__What is expected__
Repeat the lines that follow, leaving nothing out.

::: Task material

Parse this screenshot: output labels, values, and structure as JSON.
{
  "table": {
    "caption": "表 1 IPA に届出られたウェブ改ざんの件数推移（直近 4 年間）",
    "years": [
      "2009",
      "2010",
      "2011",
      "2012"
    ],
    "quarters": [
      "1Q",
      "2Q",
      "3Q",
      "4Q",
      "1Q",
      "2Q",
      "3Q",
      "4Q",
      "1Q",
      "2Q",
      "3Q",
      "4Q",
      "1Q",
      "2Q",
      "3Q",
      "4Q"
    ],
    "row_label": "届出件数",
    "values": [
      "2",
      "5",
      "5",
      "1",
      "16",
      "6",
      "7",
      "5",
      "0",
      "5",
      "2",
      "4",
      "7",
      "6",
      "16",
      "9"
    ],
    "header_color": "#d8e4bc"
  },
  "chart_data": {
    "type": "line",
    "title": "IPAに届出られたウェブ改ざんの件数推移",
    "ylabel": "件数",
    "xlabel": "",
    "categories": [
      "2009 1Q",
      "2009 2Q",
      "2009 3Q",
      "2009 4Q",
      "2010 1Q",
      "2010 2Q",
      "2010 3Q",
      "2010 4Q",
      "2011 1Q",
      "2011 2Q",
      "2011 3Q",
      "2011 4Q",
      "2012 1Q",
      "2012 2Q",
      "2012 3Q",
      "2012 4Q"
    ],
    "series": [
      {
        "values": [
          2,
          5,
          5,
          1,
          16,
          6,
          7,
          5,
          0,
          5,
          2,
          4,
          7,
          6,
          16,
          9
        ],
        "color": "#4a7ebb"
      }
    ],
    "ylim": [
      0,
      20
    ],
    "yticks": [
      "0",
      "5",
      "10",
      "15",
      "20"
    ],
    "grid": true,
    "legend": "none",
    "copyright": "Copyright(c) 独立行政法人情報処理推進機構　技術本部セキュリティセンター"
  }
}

::::::

__The completed task__
Parse this screenshot: output labels, values, and structure as JSON.
{
  "table": {
    "caption": "表 1 IPA に届出られたウェブ改ざんの件数推移（直近 4 年間）",
    "years": [
      "2009",
      "2010",
      "2011",
      "2012"
    ],
    "quarters": [
      "1Q",
      "2Q",
      "3Q",
      "4Q",
      "1Q",
      "2Q",
      "3Q",
      "4Q",
      "1Q",
      "2Q",
      "3Q",
      "4Q",
      "1Q",
      "2Q",
      "3Q",
      "4Q"
    ],
    "row_label": "届出件数",
    "values": [
      "2",
      "5",
      "5",
      "1",
      "16",
      "6",
      "7",
      "5",
      "0",
      "5",
      "2",
      "4",
      "7",
      "6",
      "16",
      "9"
    ],
    "header_color": "#d8e4bc"
  },
  "chart_data": {
    "type": "line",
    "title": "IPAに届出られたウェブ改ざんの件数推移",
    "ylabel": "件数",
    "xlabel": "",
    "categories": [
      "2009 1Q",
      "2009 2Q",
      "2009 3Q",
      "2009 4Q",
      "2010 1Q",
      "2010 2Q",
      "2010 3Q",
      "2010 4Q",
      "2011 1Q",
      "2011 2Q",
      "2011 3Q",
      "2011 4Q",
      "2012 1Q",
      "2012 2Q",
      "2012 3Q",
      "2012 4Q"
    ],
    "series": [
      {
        "values": [
          2,
          5,
          5,
          1,
          16,
          6,
          7,
          5,
          0,
          5,
          2,
          4,
          7,
          6,
          16,
          9
        ],
        "color": "#4a7ebb"
      }
    ],
    "ylim": [
      0,
      20
    ],
    "yticks": [
      "0",
      "5",
      "10",
      "15",
      "20"
    ],
    "grid": true,
    "legend": "none",
    "copyright": "Copyright(c) 独立行政法人情報処理推進機構　技術本部セキュリティセンター"
  }
}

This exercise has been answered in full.